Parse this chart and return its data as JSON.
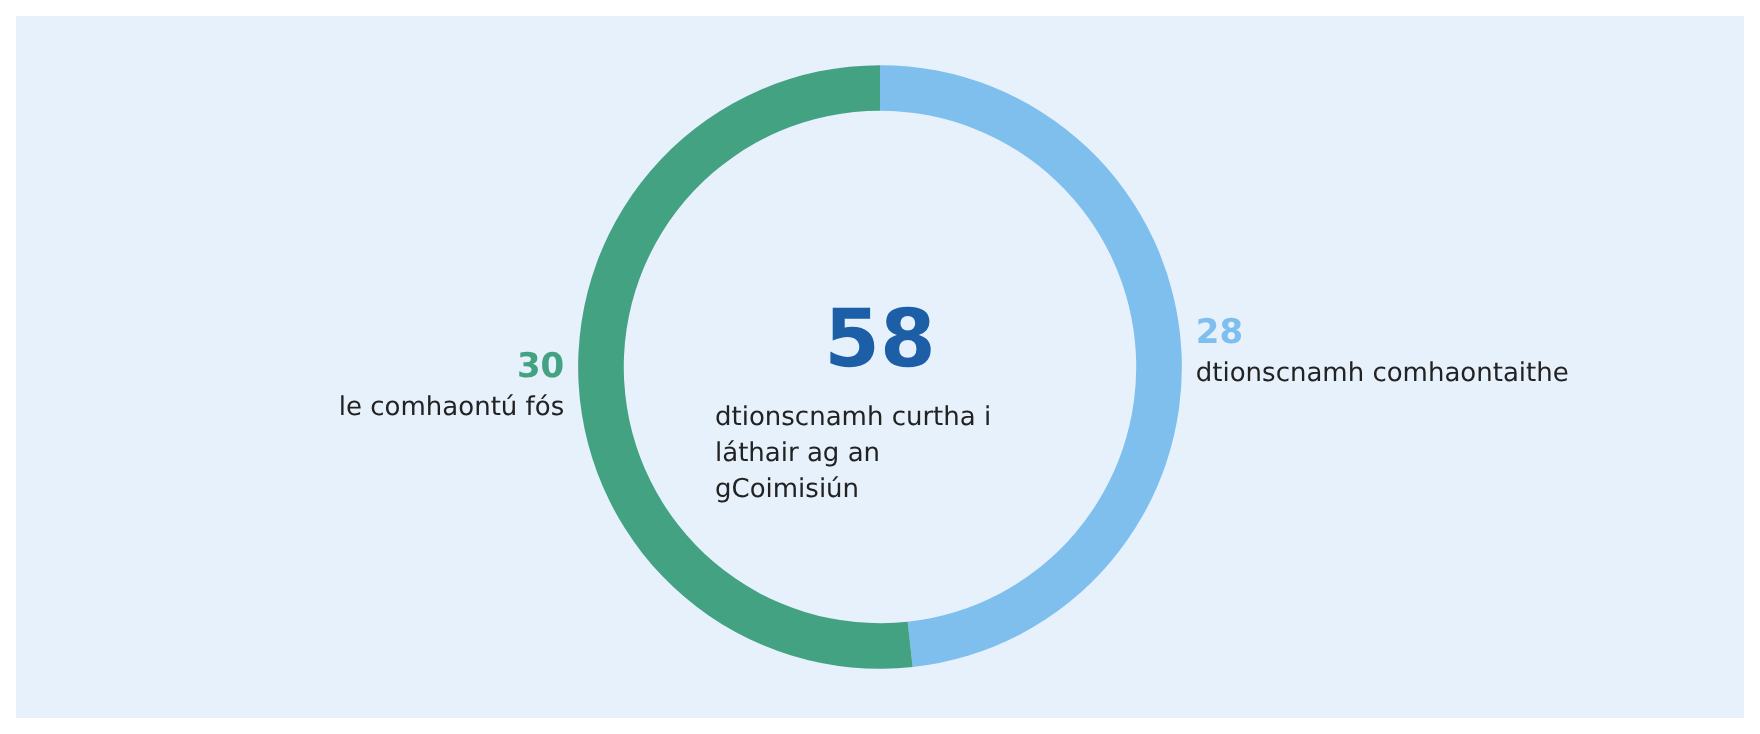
{
  "chart_data": {
    "type": "donut",
    "categories": [
      "dtionscnamh comhaontaithe",
      "le comhaontú fós"
    ],
    "values": [
      28,
      30
    ],
    "colors": [
      "#7fbfee",
      "#43a282"
    ],
    "data_labels": true,
    "annotations": [
      "58",
      "dtionscnamh curtha i láthair ag an gCoimisiún"
    ],
    "legend": false
  }
}
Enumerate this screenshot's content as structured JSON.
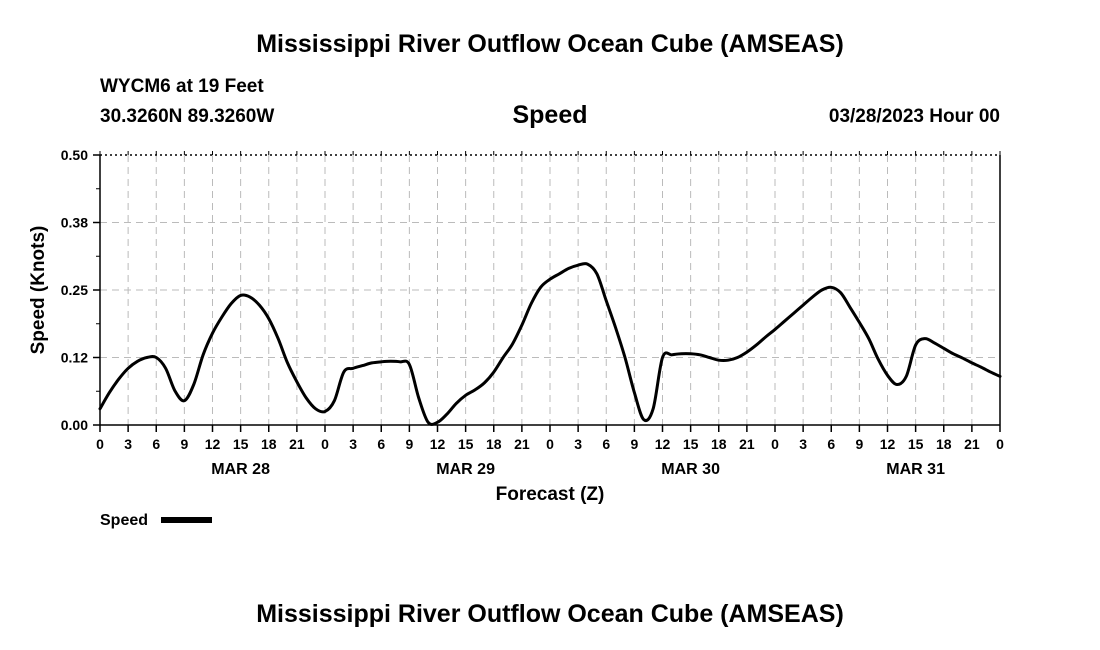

+ + +

Exercise »
Omit the pictures and give the material again, exactly and in full.

Response below »
Parse this chart and return its data as JSON.
{
  "chart_data": {
    "type": "donut",
    "categories": [
      "dtionscnamh comhaontaithe",
      "le comhaontú fós"
    ],
    "values": [
      28,
      30
    ],
    "colors": [
      "#7fbfee",
      "#43a282"
    ],
    "data_labels": true,
    "annotations": [
      "58",
      "dtionscnamh curtha i láthair ag an gCoimisiún"
    ],
    "legend": false
  }
}
Enumerate this screenshot's content as structured JSON.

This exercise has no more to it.